What is asked
Your task is to repeat the lines below exactly, excluding any pictures they contain.

Dataset items
---

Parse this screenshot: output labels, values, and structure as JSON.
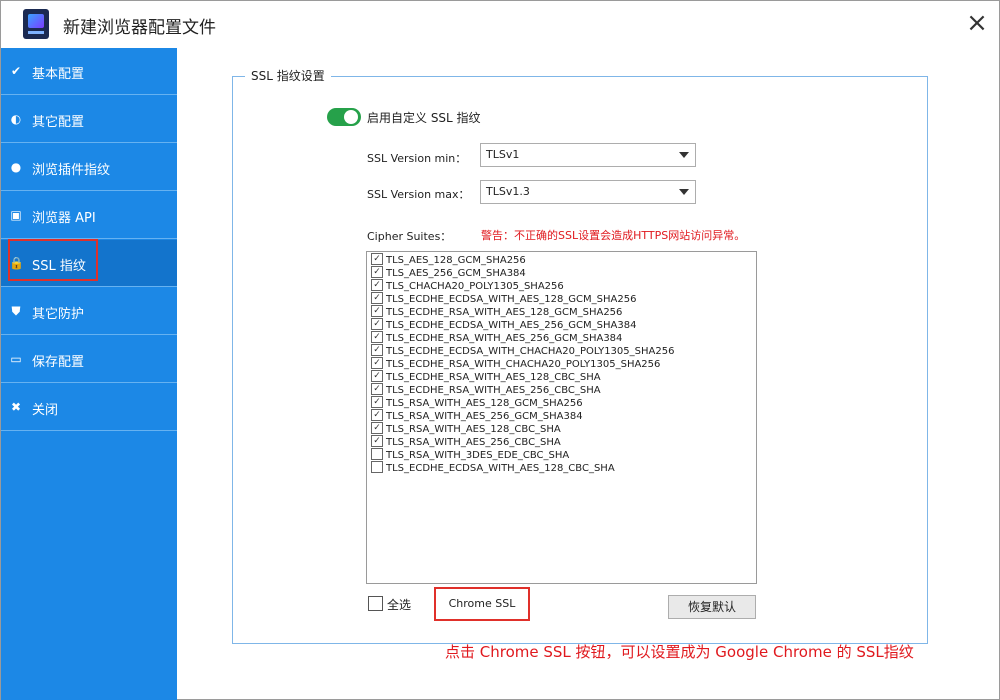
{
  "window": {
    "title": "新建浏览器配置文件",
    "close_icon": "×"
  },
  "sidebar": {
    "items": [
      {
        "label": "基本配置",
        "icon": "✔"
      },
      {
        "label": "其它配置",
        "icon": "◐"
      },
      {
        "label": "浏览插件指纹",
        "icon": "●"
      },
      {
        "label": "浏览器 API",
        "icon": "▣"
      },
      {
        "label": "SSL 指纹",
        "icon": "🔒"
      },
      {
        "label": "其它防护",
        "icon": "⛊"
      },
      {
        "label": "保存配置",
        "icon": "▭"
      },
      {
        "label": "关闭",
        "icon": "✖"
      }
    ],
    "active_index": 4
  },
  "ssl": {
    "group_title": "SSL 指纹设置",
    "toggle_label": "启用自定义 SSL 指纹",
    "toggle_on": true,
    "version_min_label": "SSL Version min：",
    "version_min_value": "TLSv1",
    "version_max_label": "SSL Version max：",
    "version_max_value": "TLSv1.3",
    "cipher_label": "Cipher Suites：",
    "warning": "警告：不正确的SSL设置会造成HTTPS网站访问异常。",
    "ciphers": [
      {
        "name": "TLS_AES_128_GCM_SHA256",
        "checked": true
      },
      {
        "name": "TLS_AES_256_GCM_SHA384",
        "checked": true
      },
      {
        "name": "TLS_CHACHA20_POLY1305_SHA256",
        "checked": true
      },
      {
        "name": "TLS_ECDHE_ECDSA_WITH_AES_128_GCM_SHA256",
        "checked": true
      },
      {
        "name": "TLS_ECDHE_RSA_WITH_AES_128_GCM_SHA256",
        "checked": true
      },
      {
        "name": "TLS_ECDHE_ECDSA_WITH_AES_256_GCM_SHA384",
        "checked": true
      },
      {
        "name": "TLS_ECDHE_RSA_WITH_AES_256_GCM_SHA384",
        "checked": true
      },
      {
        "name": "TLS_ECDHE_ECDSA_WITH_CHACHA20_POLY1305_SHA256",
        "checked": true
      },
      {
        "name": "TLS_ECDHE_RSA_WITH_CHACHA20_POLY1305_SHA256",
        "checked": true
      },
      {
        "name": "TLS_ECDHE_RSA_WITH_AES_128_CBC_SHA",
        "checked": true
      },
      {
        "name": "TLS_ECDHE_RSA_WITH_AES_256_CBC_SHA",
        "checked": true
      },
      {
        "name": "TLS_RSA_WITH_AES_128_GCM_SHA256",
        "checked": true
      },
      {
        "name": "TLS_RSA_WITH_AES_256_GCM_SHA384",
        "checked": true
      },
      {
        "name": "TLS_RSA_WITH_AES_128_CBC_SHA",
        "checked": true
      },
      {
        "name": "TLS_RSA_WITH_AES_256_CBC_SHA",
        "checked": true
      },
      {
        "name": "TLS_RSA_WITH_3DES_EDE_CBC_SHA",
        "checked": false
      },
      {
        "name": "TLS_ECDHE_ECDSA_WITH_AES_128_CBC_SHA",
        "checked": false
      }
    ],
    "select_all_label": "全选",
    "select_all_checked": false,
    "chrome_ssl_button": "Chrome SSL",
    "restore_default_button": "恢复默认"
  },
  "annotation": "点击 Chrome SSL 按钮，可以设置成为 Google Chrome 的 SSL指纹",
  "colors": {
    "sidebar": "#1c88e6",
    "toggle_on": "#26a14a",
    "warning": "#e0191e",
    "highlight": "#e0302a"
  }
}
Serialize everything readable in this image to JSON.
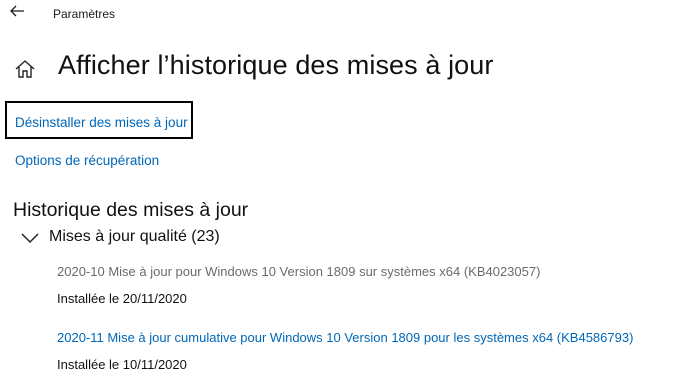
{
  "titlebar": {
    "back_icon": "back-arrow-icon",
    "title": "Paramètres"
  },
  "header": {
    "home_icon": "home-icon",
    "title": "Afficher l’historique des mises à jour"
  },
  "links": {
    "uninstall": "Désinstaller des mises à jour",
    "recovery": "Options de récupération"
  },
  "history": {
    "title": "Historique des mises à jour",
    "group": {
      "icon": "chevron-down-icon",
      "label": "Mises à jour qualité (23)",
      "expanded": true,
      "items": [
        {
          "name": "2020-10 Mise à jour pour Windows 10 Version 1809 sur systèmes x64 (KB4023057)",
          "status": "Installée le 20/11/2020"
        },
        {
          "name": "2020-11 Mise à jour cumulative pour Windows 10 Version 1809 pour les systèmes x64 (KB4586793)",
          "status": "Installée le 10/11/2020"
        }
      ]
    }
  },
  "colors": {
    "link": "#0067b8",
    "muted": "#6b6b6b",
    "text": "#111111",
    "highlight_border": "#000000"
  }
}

---

Task solution
Parse this screenshot: output labels, values, and structure as JSON.
{
  "window": {
    "title": "新建浏览器配置文件",
    "close_icon": "×"
  },
  "sidebar": {
    "items": [
      {
        "label": "基本配置",
        "icon": "✔"
      },
      {
        "label": "其它配置",
        "icon": "◐"
      },
      {
        "label": "浏览插件指纹",
        "icon": "●"
      },
      {
        "label": "浏览器 API",
        "icon": "▣"
      },
      {
        "label": "SSL 指纹",
        "icon": "🔒"
      },
      {
        "label": "其它防护",
        "icon": "⛊"
      },
      {
        "label": "保存配置",
        "icon": "▭"
      },
      {
        "label": "关闭",
        "icon": "✖"
      }
    ],
    "active_index": 4
  },
  "ssl": {
    "group_title": "SSL 指纹设置",
    "toggle_label": "启用自定义 SSL 指纹",
    "toggle_on": true,
    "version_min_label": "SSL Version min：",
    "version_min_value": "TLSv1",
    "version_max_label": "SSL Version max：",
    "version_max_value": "TLSv1.3",
    "cipher_label": "Cipher Suites：",
    "warning": "警告：不正确的SSL设置会造成HTTPS网站访问异常。",
    "ciphers": [
      {
        "name": "TLS_AES_128_GCM_SHA256",
        "checked": true
      },
      {
        "name": "TLS_AES_256_GCM_SHA384",
        "checked": true
      },
      {
        "name": "TLS_CHACHA20_POLY1305_SHA256",
        "checked": true
      },
      {
        "name": "TLS_ECDHE_ECDSA_WITH_AES_128_GCM_SHA256",
        "checked": true
      },
      {
        "name": "TLS_ECDHE_RSA_WITH_AES_128_GCM_SHA256",
        "checked": true
      },
      {
        "name": "TLS_ECDHE_ECDSA_WITH_AES_256_GCM_SHA384",
        "checked": true
      },
      {
        "name": "TLS_ECDHE_RSA_WITH_AES_256_GCM_SHA384",
        "checked": true
      },
      {
        "name": "TLS_ECDHE_ECDSA_WITH_CHACHA20_POLY1305_SHA256",
        "checked": true
      },
      {
        "name": "TLS_ECDHE_RSA_WITH_CHACHA20_POLY1305_SHA256",
        "checked": true
      },
      {
        "name": "TLS_ECDHE_RSA_WITH_AES_128_CBC_SHA",
        "checked": true
      },
      {
        "name": "TLS_ECDHE_RSA_WITH_AES_256_CBC_SHA",
        "checked": true
      },
      {
        "name": "TLS_RSA_WITH_AES_128_GCM_SHA256",
        "checked": true
      },
      {
        "name": "TLS_RSA_WITH_AES_256_GCM_SHA384",
        "checked": true
      },
      {
        "name": "TLS_RSA_WITH_AES_128_CBC_SHA",
        "checked": true
      },
      {
        "name": "TLS_RSA_WITH_AES_256_CBC_SHA",
        "checked": true
      },
      {
        "name": "TLS_RSA_WITH_3DES_EDE_CBC_SHA",
        "checked": false
      },
      {
        "name": "TLS_ECDHE_ECDSA_WITH_AES_128_CBC_SHA",
        "checked": false
      }
    ],
    "select_all_label": "全选",
    "select_all_checked": false,
    "chrome_ssl_button": "Chrome SSL",
    "restore_default_button": "恢复默认"
  },
  "annotation": "点击 Chrome SSL 按钮，可以设置成为 Google Chrome 的 SSL指纹",
  "colors": {
    "sidebar": "#1c88e6",
    "toggle_on": "#26a14a",
    "warning": "#e0191e",
    "highlight": "#e0302a"
  }
}
Serialize everything readable in this image to JSON.
{
  "titlebar": {
    "back_icon": "back-arrow-icon",
    "title": "Paramètres"
  },
  "header": {
    "home_icon": "home-icon",
    "title": "Afficher l’historique des mises à jour"
  },
  "links": {
    "uninstall": "Désinstaller des mises à jour",
    "recovery": "Options de récupération"
  },
  "history": {
    "title": "Historique des mises à jour",
    "group": {
      "icon": "chevron-down-icon",
      "label": "Mises à jour qualité (23)",
      "expanded": true,
      "items": [
        {
          "name": "2020-10 Mise à jour pour Windows 10 Version 1809 sur systèmes x64 (KB4023057)",
          "status": "Installée le 20/11/2020"
        },
        {
          "name": "2020-11 Mise à jour cumulative pour Windows 10 Version 1809 pour les systèmes x64 (KB4586793)",
          "status": "Installée le 10/11/2020"
        }
      ]
    }
  },
  "colors": {
    "link": "#0067b8",
    "muted": "#6b6b6b",
    "text": "#111111",
    "highlight_border": "#000000"
  }
}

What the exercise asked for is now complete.